* Data in this exercise

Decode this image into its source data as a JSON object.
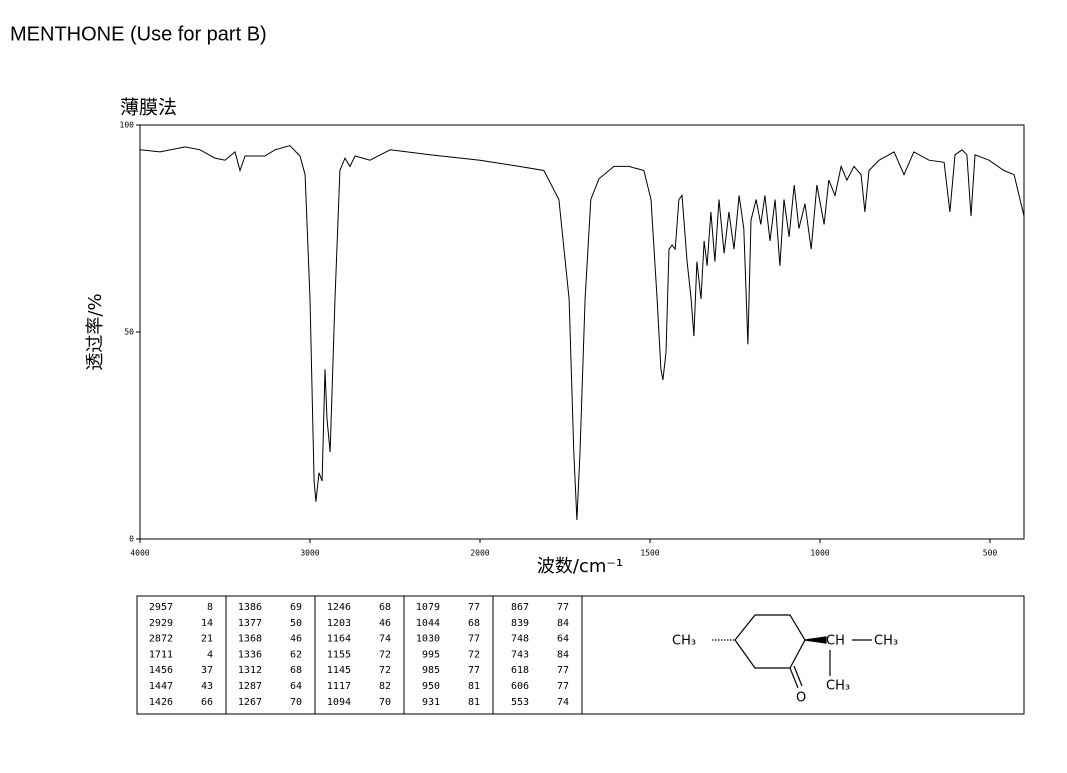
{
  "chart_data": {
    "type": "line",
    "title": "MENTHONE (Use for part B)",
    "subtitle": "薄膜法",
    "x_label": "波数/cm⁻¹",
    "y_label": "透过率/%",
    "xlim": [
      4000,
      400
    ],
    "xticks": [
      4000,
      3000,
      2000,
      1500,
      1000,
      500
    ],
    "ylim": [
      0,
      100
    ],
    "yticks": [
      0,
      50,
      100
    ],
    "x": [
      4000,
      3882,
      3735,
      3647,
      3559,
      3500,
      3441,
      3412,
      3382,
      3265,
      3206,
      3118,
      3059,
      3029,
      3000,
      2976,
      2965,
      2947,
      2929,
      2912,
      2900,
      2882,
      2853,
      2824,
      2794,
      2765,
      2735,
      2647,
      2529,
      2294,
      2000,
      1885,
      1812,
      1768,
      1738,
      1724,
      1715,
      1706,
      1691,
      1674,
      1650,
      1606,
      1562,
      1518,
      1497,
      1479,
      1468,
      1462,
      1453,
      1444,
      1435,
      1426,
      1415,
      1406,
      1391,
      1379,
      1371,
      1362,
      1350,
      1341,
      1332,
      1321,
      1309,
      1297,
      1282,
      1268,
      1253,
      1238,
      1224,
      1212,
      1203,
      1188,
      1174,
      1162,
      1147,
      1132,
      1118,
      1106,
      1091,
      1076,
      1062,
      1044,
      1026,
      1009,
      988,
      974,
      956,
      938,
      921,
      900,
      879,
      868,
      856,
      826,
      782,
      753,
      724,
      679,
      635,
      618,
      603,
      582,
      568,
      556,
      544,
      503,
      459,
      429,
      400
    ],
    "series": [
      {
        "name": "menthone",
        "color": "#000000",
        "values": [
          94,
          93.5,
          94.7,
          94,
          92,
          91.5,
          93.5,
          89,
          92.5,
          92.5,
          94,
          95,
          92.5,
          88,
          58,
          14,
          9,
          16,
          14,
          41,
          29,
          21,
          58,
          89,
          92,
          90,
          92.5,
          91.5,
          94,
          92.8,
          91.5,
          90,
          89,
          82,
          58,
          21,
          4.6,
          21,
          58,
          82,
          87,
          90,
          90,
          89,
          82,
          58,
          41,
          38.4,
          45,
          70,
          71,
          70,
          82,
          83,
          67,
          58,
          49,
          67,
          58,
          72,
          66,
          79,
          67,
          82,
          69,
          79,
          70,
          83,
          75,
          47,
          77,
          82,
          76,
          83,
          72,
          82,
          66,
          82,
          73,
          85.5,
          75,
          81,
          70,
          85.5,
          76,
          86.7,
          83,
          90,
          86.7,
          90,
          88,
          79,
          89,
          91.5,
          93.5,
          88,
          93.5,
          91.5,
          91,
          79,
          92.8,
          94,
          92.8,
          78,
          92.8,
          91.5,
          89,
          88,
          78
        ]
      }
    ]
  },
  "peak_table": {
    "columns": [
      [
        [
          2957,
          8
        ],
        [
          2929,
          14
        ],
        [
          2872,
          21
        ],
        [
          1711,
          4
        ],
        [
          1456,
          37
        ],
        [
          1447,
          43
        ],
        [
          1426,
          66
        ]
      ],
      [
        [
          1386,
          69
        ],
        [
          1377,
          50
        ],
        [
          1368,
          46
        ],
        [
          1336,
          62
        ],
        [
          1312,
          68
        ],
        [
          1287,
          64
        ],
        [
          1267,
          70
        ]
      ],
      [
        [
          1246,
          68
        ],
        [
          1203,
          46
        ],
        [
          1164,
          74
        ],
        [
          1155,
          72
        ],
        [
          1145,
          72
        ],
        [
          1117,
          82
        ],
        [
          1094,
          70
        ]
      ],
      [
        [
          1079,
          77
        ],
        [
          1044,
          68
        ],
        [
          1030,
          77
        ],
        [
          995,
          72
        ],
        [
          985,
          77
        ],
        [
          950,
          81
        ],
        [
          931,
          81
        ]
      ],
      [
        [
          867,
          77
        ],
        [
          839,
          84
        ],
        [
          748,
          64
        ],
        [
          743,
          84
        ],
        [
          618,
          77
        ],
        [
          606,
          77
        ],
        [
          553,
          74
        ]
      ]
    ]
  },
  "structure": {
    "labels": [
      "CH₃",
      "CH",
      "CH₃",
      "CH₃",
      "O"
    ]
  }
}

* The request
Restate the records above in full, word for word. Keep pictures out.

* Completed exercise
Decode this image into its source data as a JSON object.
{
  "chart_data": {
    "type": "line",
    "title": "MENTHONE (Use for part B)",
    "subtitle": "薄膜法",
    "x_label": "波数/cm⁻¹",
    "y_label": "透过率/%",
    "xlim": [
      4000,
      400
    ],
    "xticks": [
      4000,
      3000,
      2000,
      1500,
      1000,
      500
    ],
    "ylim": [
      0,
      100
    ],
    "yticks": [
      0,
      50,
      100
    ],
    "x": [
      4000,
      3882,
      3735,
      3647,
      3559,
      3500,
      3441,
      3412,
      3382,
      3265,
      3206,
      3118,
      3059,
      3029,
      3000,
      2976,
      2965,
      2947,
      2929,
      2912,
      2900,
      2882,
      2853,
      2824,
      2794,
      2765,
      2735,
      2647,
      2529,
      2294,
      2000,
      1885,
      1812,
      1768,
      1738,
      1724,
      1715,
      1706,
      1691,
      1674,
      1650,
      1606,
      1562,
      1518,
      1497,
      1479,
      1468,
      1462,
      1453,
      1444,
      1435,
      1426,
      1415,
      1406,
      1391,
      1379,
      1371,
      1362,
      1350,
      1341,
      1332,
      1321,
      1309,
      1297,
      1282,
      1268,
      1253,
      1238,
      1224,
      1212,
      1203,
      1188,
      1174,
      1162,
      1147,
      1132,
      1118,
      1106,
      1091,
      1076,
      1062,
      1044,
      1026,
      1009,
      988,
      974,
      956,
      938,
      921,
      900,
      879,
      868,
      856,
      826,
      782,
      753,
      724,
      679,
      635,
      618,
      603,
      582,
      568,
      556,
      544,
      503,
      459,
      429,
      400
    ],
    "series": [
      {
        "name": "menthone",
        "color": "#000000",
        "values": [
          94,
          93.5,
          94.7,
          94,
          92,
          91.5,
          93.5,
          89,
          92.5,
          92.5,
          94,
          95,
          92.5,
          88,
          58,
          14,
          9,
          16,
          14,
          41,
          29,
          21,
          58,
          89,
          92,
          90,
          92.5,
          91.5,
          94,
          92.8,
          91.5,
          90,
          89,
          82,
          58,
          21,
          4.6,
          21,
          58,
          82,
          87,
          90,
          90,
          89,
          82,
          58,
          41,
          38.4,
          45,
          70,
          71,
          70,
          82,
          83,
          67,
          58,
          49,
          67,
          58,
          72,
          66,
          79,
          67,
          82,
          69,
          79,
          70,
          83,
          75,
          47,
          77,
          82,
          76,
          83,
          72,
          82,
          66,
          82,
          73,
          85.5,
          75,
          81,
          70,
          85.5,
          76,
          86.7,
          83,
          90,
          86.7,
          90,
          88,
          79,
          89,
          91.5,
          93.5,
          88,
          93.5,
          91.5,
          91,
          79,
          92.8,
          94,
          92.8,
          78,
          92.8,
          91.5,
          89,
          88,
          78
        ]
      }
    ]
  },
  "peak_table": {
    "columns": [
      [
        [
          2957,
          8
        ],
        [
          2929,
          14
        ],
        [
          2872,
          21
        ],
        [
          1711,
          4
        ],
        [
          1456,
          37
        ],
        [
          1447,
          43
        ],
        [
          1426,
          66
        ]
      ],
      [
        [
          1386,
          69
        ],
        [
          1377,
          50
        ],
        [
          1368,
          46
        ],
        [
          1336,
          62
        ],
        [
          1312,
          68
        ],
        [
          1287,
          64
        ],
        [
          1267,
          70
        ]
      ],
      [
        [
          1246,
          68
        ],
        [
          1203,
          46
        ],
        [
          1164,
          74
        ],
        [
          1155,
          72
        ],
        [
          1145,
          72
        ],
        [
          1117,
          82
        ],
        [
          1094,
          70
        ]
      ],
      [
        [
          1079,
          77
        ],
        [
          1044,
          68
        ],
        [
          1030,
          77
        ],
        [
          995,
          72
        ],
        [
          985,
          77
        ],
        [
          950,
          81
        ],
        [
          931,
          81
        ]
      ],
      [
        [
          867,
          77
        ],
        [
          839,
          84
        ],
        [
          748,
          64
        ],
        [
          743,
          84
        ],
        [
          618,
          77
        ],
        [
          606,
          77
        ],
        [
          553,
          74
        ]
      ]
    ]
  },
  "structure": {
    "labels": [
      "CH₃",
      "CH",
      "CH₃",
      "CH₃",
      "O"
    ]
  }
}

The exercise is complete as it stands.